** Begin The input **

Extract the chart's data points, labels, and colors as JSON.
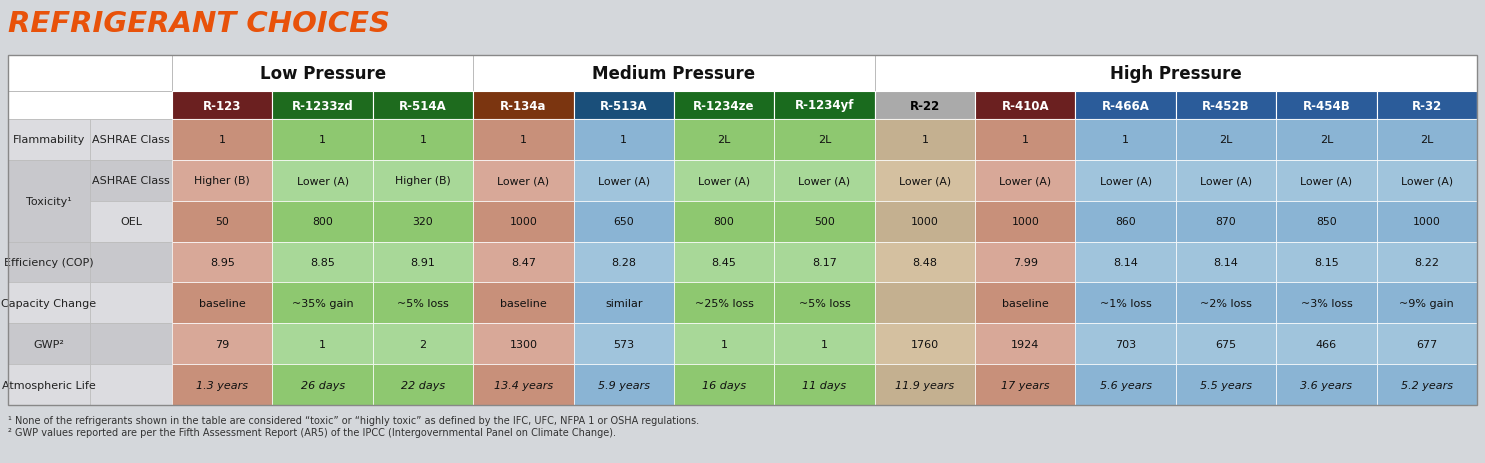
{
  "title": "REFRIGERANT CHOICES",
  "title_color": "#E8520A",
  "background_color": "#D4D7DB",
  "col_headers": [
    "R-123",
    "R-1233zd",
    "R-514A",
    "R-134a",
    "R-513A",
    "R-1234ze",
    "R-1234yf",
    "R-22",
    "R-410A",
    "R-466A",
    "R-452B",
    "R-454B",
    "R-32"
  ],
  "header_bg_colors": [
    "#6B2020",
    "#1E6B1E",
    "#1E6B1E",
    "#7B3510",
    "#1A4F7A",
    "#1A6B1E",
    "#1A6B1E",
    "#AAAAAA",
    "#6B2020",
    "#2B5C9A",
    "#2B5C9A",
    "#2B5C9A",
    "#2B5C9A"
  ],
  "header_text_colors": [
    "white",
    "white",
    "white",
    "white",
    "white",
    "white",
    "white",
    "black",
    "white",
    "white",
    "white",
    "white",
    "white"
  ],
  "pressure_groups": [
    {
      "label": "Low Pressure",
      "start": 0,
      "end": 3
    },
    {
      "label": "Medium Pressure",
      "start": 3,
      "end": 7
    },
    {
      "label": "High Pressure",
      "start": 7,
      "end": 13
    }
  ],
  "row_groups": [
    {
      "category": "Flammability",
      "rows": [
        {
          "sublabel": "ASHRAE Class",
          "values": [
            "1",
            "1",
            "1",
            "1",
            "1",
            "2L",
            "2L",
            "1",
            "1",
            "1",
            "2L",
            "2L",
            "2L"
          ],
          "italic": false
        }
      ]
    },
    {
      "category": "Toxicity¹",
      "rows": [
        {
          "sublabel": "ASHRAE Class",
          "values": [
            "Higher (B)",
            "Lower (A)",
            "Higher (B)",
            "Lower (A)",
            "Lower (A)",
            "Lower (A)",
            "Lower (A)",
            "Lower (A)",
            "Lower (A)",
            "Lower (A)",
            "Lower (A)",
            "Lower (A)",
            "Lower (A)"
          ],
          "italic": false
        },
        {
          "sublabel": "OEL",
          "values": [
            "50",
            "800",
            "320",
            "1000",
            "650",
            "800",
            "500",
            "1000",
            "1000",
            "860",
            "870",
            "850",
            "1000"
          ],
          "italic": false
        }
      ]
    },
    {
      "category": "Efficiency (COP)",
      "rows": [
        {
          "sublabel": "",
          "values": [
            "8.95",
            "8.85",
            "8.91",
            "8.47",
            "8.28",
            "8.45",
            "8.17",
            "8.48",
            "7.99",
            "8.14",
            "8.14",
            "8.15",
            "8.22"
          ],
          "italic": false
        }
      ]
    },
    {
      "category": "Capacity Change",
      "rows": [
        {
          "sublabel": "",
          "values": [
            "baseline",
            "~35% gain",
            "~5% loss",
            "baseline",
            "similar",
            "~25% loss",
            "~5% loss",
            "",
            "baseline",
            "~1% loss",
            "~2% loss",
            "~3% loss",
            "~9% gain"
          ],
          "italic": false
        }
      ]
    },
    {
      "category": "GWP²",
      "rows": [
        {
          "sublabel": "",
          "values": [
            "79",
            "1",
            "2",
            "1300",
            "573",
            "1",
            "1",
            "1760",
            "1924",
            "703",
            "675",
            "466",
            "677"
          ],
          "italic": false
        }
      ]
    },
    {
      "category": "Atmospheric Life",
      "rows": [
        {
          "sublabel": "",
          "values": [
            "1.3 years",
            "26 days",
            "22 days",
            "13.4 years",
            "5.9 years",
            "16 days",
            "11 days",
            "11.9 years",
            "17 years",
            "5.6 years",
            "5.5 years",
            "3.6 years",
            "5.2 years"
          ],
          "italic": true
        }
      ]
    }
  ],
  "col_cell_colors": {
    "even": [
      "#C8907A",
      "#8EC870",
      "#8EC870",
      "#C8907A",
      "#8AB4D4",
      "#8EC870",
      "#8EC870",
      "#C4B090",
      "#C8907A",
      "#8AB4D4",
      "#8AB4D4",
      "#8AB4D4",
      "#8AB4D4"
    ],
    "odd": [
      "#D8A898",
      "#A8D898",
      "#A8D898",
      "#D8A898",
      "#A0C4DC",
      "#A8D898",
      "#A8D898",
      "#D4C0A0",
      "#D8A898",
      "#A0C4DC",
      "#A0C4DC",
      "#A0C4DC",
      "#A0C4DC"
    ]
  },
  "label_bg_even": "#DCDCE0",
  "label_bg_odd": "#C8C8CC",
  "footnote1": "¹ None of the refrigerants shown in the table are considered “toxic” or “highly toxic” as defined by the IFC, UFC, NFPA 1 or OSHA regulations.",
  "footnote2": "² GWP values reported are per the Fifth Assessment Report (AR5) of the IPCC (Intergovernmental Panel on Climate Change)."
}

** End The input **

» **Do this**
Leave out the pictures and copy everything else in the records word for word.

» **Solution**
Extract the chart's data points, labels, and colors as JSON.
{
  "title": "REFRIGERANT CHOICES",
  "title_color": "#E8520A",
  "background_color": "#D4D7DB",
  "col_headers": [
    "R-123",
    "R-1233zd",
    "R-514A",
    "R-134a",
    "R-513A",
    "R-1234ze",
    "R-1234yf",
    "R-22",
    "R-410A",
    "R-466A",
    "R-452B",
    "R-454B",
    "R-32"
  ],
  "header_bg_colors": [
    "#6B2020",
    "#1E6B1E",
    "#1E6B1E",
    "#7B3510",
    "#1A4F7A",
    "#1A6B1E",
    "#1A6B1E",
    "#AAAAAA",
    "#6B2020",
    "#2B5C9A",
    "#2B5C9A",
    "#2B5C9A",
    "#2B5C9A"
  ],
  "header_text_colors": [
    "white",
    "white",
    "white",
    "white",
    "white",
    "white",
    "white",
    "black",
    "white",
    "white",
    "white",
    "white",
    "white"
  ],
  "pressure_groups": [
    {
      "label": "Low Pressure",
      "start": 0,
      "end": 3
    },
    {
      "label": "Medium Pressure",
      "start": 3,
      "end": 7
    },
    {
      "label": "High Pressure",
      "start": 7,
      "end": 13
    }
  ],
  "row_groups": [
    {
      "category": "Flammability",
      "rows": [
        {
          "sublabel": "ASHRAE Class",
          "values": [
            "1",
            "1",
            "1",
            "1",
            "1",
            "2L",
            "2L",
            "1",
            "1",
            "1",
            "2L",
            "2L",
            "2L"
          ],
          "italic": false
        }
      ]
    },
    {
      "category": "Toxicity¹",
      "rows": [
        {
          "sublabel": "ASHRAE Class",
          "values": [
            "Higher (B)",
            "Lower (A)",
            "Higher (B)",
            "Lower (A)",
            "Lower (A)",
            "Lower (A)",
            "Lower (A)",
            "Lower (A)",
            "Lower (A)",
            "Lower (A)",
            "Lower (A)",
            "Lower (A)",
            "Lower (A)"
          ],
          "italic": false
        },
        {
          "sublabel": "OEL",
          "values": [
            "50",
            "800",
            "320",
            "1000",
            "650",
            "800",
            "500",
            "1000",
            "1000",
            "860",
            "870",
            "850",
            "1000"
          ],
          "italic": false
        }
      ]
    },
    {
      "category": "Efficiency (COP)",
      "rows": [
        {
          "sublabel": "",
          "values": [
            "8.95",
            "8.85",
            "8.91",
            "8.47",
            "8.28",
            "8.45",
            "8.17",
            "8.48",
            "7.99",
            "8.14",
            "8.14",
            "8.15",
            "8.22"
          ],
          "italic": false
        }
      ]
    },
    {
      "category": "Capacity Change",
      "rows": [
        {
          "sublabel": "",
          "values": [
            "baseline",
            "~35% gain",
            "~5% loss",
            "baseline",
            "similar",
            "~25% loss",
            "~5% loss",
            "",
            "baseline",
            "~1% loss",
            "~2% loss",
            "~3% loss",
            "~9% gain"
          ],
          "italic": false
        }
      ]
    },
    {
      "category": "GWP²",
      "rows": [
        {
          "sublabel": "",
          "values": [
            "79",
            "1",
            "2",
            "1300",
            "573",
            "1",
            "1",
            "1760",
            "1924",
            "703",
            "675",
            "466",
            "677"
          ],
          "italic": false
        }
      ]
    },
    {
      "category": "Atmospheric Life",
      "rows": [
        {
          "sublabel": "",
          "values": [
            "1.3 years",
            "26 days",
            "22 days",
            "13.4 years",
            "5.9 years",
            "16 days",
            "11 days",
            "11.9 years",
            "17 years",
            "5.6 years",
            "5.5 years",
            "3.6 years",
            "5.2 years"
          ],
          "italic": true
        }
      ]
    }
  ],
  "col_cell_colors": {
    "even": [
      "#C8907A",
      "#8EC870",
      "#8EC870",
      "#C8907A",
      "#8AB4D4",
      "#8EC870",
      "#8EC870",
      "#C4B090",
      "#C8907A",
      "#8AB4D4",
      "#8AB4D4",
      "#8AB4D4",
      "#8AB4D4"
    ],
    "odd": [
      "#D8A898",
      "#A8D898",
      "#A8D898",
      "#D8A898",
      "#A0C4DC",
      "#A8D898",
      "#A8D898",
      "#D4C0A0",
      "#D8A898",
      "#A0C4DC",
      "#A0C4DC",
      "#A0C4DC",
      "#A0C4DC"
    ]
  },
  "label_bg_even": "#DCDCE0",
  "label_bg_odd": "#C8C8CC",
  "footnote1": "¹ None of the refrigerants shown in the table are considered “toxic” or “highly toxic” as defined by the IFC, UFC, NFPA 1 or OSHA regulations.",
  "footnote2": "² GWP values reported are per the Fifth Assessment Report (AR5) of the IPCC (Intergovernmental Panel on Climate Change)."
}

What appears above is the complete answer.